* _Work order_
How does the article on the China-EU Institute for Clean and Renewable Energy continue? Pick it up right after its final line and keep writing it.
**** Source document
The China-EU Institute for Clean and Renewable Energy at Huazhong University of Science & Technology (CE-ICARE; ) is an education and research institute located in Wuhan, China, created in July 2010 and hosted in Huazhong University of Science and Technology. ICARE is the third Sino-European institute being created in China after the China-EU International Business School in Shanghai in 1994 (as China-EC Management Institute) and the China-EU School of Law in Beijing in 2008. ICARE project has a 5-year funding from EU and Chinese government.

The creation of ICARE follows an agreement signed in 2009 by European Commissioner for External Relations Benita Ferrero-Waldner and Chinese Minister for Foreign Trade GAO Hucheng in the frame of the collaboration between China and Europe for environmental protection and climate change mitigation.

ICARE mission is to support China in implementing activities in management and technology in order to reduce the consumption of fossil energy and carbon emissions through renewable energies and energy efficiency.

==ICARE ==
ICARE is providing education to university students as well as to Chinese professionals and as the strong will to become the reference institute on energy efficiency and renewable energy in China. ICARE relies on a partner consortium of higher-education institutions composed of 7 European members from 5 countries and 3 Chinese members.

- France
  - ParisTech (4 out of the 12 higher-engineering and business schools in ParisTech),
    - Mines ParisTech,
    - Ecole Polytechnique,
    - Chimie ParisTech,
    - ENSTA ParisTech.
  - University of Perpignan Via Domitia,
  - French International Office for Water (IOWater)
********
**** Information provided
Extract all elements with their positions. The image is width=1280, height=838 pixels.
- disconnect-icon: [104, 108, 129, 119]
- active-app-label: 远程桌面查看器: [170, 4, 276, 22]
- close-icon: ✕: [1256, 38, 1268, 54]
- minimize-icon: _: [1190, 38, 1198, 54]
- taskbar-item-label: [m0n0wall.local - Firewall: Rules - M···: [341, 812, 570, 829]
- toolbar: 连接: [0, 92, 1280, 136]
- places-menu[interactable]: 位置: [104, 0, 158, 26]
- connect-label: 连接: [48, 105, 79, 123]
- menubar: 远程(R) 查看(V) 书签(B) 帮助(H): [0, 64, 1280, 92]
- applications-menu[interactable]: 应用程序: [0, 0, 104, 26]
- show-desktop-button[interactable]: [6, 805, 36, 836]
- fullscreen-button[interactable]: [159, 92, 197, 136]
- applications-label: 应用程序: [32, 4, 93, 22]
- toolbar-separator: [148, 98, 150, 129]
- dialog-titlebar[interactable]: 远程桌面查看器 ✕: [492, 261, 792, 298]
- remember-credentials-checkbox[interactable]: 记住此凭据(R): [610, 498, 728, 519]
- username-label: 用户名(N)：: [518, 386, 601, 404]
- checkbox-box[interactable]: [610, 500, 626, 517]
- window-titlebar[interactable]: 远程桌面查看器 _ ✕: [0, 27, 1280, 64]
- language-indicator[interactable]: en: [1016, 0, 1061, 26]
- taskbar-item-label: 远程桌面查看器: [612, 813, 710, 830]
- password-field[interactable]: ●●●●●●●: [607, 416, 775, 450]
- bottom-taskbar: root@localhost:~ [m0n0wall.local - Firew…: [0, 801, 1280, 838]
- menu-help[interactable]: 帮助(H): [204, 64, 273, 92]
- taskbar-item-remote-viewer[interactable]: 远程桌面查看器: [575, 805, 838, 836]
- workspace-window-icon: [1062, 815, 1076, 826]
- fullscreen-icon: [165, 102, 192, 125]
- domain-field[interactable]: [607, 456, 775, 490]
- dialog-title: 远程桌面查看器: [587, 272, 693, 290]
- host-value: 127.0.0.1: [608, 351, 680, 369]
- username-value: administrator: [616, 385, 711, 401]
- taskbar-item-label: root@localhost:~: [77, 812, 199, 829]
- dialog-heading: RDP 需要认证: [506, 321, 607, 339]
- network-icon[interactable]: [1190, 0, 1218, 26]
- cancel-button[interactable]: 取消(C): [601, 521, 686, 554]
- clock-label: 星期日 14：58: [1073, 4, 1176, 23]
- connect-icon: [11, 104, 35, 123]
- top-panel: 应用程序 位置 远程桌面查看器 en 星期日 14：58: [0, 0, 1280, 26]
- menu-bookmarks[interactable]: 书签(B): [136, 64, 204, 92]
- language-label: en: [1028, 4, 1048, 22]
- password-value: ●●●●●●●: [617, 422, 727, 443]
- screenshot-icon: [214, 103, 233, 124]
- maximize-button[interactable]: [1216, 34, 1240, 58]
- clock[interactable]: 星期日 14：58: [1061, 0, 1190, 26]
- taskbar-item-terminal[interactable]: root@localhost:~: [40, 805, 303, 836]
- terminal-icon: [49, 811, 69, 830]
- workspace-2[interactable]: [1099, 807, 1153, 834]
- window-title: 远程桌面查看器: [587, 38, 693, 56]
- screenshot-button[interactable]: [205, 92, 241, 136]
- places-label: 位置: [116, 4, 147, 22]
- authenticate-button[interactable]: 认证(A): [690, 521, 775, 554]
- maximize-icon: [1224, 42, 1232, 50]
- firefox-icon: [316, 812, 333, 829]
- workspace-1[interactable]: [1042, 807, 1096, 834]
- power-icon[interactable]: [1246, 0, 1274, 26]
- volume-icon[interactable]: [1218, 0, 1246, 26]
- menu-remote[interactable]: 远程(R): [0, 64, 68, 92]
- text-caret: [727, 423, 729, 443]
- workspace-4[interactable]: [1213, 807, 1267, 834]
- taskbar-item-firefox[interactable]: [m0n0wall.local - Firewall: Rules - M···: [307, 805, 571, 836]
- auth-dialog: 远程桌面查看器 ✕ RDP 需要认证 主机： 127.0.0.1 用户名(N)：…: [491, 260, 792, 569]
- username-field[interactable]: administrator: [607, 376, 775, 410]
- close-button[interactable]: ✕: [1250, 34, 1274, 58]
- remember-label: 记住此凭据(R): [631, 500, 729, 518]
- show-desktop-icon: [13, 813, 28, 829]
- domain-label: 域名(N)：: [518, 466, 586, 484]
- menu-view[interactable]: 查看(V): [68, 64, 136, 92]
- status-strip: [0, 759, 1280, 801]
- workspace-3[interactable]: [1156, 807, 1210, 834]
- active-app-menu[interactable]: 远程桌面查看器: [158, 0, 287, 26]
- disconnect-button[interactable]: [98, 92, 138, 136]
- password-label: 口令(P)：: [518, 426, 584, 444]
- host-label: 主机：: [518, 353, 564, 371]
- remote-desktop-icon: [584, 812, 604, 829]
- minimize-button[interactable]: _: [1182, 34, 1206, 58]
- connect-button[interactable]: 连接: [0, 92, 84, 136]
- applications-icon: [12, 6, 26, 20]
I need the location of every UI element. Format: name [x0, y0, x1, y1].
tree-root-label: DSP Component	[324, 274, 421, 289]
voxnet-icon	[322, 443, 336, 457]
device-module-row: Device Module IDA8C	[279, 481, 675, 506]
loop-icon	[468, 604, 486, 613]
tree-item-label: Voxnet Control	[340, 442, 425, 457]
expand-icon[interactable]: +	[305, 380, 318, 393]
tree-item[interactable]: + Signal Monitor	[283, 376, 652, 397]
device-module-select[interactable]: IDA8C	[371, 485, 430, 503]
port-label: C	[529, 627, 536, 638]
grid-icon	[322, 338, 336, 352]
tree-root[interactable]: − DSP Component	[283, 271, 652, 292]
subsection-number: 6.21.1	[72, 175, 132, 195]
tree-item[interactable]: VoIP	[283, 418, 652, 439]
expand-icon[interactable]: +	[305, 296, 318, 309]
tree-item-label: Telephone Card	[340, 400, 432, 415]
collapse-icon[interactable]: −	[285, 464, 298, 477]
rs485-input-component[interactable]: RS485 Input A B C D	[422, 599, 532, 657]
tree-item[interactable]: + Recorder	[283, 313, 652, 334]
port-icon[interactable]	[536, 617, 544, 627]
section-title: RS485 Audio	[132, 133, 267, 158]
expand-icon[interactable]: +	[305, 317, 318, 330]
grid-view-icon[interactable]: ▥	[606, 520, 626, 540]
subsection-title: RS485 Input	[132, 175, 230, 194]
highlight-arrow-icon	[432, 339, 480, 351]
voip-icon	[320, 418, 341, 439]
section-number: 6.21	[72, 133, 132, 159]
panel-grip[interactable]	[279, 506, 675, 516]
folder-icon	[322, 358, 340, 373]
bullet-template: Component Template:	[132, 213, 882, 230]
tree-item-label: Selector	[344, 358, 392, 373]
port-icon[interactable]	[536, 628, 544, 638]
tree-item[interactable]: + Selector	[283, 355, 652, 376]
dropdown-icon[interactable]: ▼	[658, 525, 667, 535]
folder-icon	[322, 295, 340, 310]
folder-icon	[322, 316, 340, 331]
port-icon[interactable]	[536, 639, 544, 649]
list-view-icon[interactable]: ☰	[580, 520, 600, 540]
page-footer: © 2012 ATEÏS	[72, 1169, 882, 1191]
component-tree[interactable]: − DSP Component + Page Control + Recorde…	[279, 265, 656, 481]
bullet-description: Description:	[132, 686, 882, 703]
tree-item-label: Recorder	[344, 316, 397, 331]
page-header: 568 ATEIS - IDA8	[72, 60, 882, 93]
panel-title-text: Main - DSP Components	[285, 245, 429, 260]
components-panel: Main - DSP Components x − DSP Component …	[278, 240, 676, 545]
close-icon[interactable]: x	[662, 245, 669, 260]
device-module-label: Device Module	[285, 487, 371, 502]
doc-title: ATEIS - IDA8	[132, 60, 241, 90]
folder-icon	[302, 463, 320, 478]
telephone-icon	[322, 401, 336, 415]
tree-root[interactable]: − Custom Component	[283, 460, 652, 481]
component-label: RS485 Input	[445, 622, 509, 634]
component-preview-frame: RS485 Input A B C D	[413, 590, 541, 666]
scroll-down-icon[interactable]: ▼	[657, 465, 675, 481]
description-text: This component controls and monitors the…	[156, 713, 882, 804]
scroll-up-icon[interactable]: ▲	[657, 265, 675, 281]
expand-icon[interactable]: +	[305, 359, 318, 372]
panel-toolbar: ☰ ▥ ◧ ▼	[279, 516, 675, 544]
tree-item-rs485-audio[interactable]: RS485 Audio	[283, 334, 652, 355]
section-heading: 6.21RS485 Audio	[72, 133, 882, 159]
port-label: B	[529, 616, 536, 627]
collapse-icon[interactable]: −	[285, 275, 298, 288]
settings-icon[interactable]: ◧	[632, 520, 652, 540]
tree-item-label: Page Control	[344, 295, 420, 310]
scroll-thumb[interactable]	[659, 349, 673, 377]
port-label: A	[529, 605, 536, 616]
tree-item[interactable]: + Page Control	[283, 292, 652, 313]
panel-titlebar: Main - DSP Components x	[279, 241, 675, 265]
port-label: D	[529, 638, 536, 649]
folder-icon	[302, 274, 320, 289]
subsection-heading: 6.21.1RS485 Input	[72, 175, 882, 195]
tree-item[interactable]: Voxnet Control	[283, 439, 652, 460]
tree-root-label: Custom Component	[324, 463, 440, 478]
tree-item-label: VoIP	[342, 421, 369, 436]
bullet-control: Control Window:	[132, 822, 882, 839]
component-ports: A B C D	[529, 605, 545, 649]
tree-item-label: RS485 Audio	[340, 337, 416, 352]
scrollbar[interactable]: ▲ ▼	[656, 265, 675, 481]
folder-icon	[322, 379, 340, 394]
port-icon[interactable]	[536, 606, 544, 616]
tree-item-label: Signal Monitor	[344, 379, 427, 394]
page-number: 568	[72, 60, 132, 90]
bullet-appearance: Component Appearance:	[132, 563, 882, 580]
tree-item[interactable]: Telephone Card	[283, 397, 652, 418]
********
* _Exercise output_
- Spain
  - Zaragoza University
- United Kingdom
  - Northumbria University
- Greece
  - National Technical University of Athens
- Italy
  - La Sapienza University
- China
  - Huazhong University of Science and Technology in Wuhan
  - Wuhan University of Technology in Wuhan
  - Southeast University in Nanjing

==Programmes offered==

===Master degree in Clean and Renewable Energy===
It is a Double master's degree Programme, namely, the master programme of energy science and technology conferred by Huazhong University of Science and Technology (HUST) in China, and the master programme of clean and renewable energy granted by ParisTech (CARE ), for students who already have a degree in engineering or in another relevant scientific discipline in areas where there is a strong need for additional qualified workforce in China. Courses are taught in English by European and Chinese teachers, all experts in their fields. Main subjects are Solar Energy, Wind Energy, Biomass, Geothermal, Hydrogen and Energy Storage and Energy Efficiency. There is a six-month training period in laboratories in China or in Europe which allows the students to put into practice skills and knowledge acquired during courses. Presently 160 students are following the Master courses. First class was graduated (Master from ParisTech and Master from HuaZhong University) on March 15, 2013.

===Vocational training (VT) for energy professionals===
To meet the needs of domestic and international companies for professional training of their staff (decision makers, engineers, etc.) on CRE, ICARE aims at developing a VT platform. Tailored professional programmes are developed by European partners or associated partners. First sessions were held during three days in January 2013 on Photovoltaic energy technologies.

==Research Platform==
A Research Platform (RP) is developed to facilitate exchange of Ph.D. students between European and Chinese universities and co-supervision of research activities. RP is also a contact facilitator between European professors, during their teaching stays in ICARE, and Chinese professors to meet and develop common research projects. Every year top specialists in CREN fields are delivering conferences at ICARE.